- **Task instructions**:
Repeat exactly, and only, the lines from the one holding "Serialize everything readable" through the last line of the records below.

---------- Provided material

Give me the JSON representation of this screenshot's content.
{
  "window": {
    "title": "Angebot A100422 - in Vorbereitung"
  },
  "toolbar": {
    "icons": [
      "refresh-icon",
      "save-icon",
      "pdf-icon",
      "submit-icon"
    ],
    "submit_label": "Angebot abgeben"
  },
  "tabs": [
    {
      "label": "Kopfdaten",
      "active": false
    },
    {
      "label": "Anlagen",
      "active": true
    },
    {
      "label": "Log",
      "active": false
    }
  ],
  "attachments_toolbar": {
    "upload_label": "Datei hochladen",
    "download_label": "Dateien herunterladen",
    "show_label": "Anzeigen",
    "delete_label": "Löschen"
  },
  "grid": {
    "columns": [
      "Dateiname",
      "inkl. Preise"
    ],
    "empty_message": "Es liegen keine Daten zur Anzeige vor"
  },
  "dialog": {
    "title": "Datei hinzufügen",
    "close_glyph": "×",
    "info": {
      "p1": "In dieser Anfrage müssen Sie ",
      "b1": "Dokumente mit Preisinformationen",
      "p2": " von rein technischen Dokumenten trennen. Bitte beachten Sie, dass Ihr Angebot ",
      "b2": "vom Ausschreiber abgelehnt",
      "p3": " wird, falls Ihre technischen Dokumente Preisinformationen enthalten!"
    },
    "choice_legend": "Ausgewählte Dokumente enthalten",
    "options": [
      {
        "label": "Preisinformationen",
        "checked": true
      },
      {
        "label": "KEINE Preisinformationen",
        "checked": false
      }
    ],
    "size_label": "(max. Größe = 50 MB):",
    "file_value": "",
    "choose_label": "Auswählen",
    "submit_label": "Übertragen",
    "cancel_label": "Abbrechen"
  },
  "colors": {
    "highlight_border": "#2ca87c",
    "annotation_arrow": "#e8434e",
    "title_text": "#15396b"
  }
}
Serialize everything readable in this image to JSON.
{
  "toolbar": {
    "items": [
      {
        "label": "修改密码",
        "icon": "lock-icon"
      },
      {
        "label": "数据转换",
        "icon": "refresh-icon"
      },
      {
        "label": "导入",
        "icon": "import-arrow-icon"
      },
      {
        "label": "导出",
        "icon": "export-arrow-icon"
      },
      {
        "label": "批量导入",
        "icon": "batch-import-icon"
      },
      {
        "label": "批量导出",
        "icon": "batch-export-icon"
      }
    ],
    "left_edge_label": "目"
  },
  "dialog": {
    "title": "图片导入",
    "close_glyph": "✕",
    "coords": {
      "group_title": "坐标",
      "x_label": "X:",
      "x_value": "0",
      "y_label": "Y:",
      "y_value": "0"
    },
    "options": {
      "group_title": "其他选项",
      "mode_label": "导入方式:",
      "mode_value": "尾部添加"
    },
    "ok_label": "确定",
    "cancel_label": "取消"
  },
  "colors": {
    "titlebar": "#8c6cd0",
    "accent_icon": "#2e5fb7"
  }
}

--------------------

- **Worked answer**:
Serialize everything readable in this image to JSON.
{
  "toolbar": {
    "items": [
      {
        "label": "修改密码",
        "icon": "lock-icon"
      },
      {
        "label": "数据转换",
        "icon": "refresh-icon"
      },
      {
        "label": "导入",
        "icon": "import-arrow-icon"
      },
      {
        "label": "导出",
        "icon": "export-arrow-icon"
      },
      {
        "label": "批量导入",
        "icon": "batch-import-icon"
      },
      {
        "label": "批量导出",
        "icon": "batch-export-icon"
      }
    ],
    "left_edge_label": "目"
  },
  "dialog": {
    "title": "图片导入",
    "close_glyph": "✕",
    "coords": {
      "group_title": "坐标",
      "x_label": "X:",
      "x_value": "0",
      "y_label": "Y:",
      "y_value": "0"
    },
    "options": {
      "group_title": "其他选项",
      "mode_label": "导入方式:",
      "mode_value": "尾部添加"
    },
    "ok_label": "确定",
    "cancel_label": "取消"
  },
  "colors": {
    "titlebar": "#8c6cd0",
    "accent_icon": "#2e5fb7"
  }
}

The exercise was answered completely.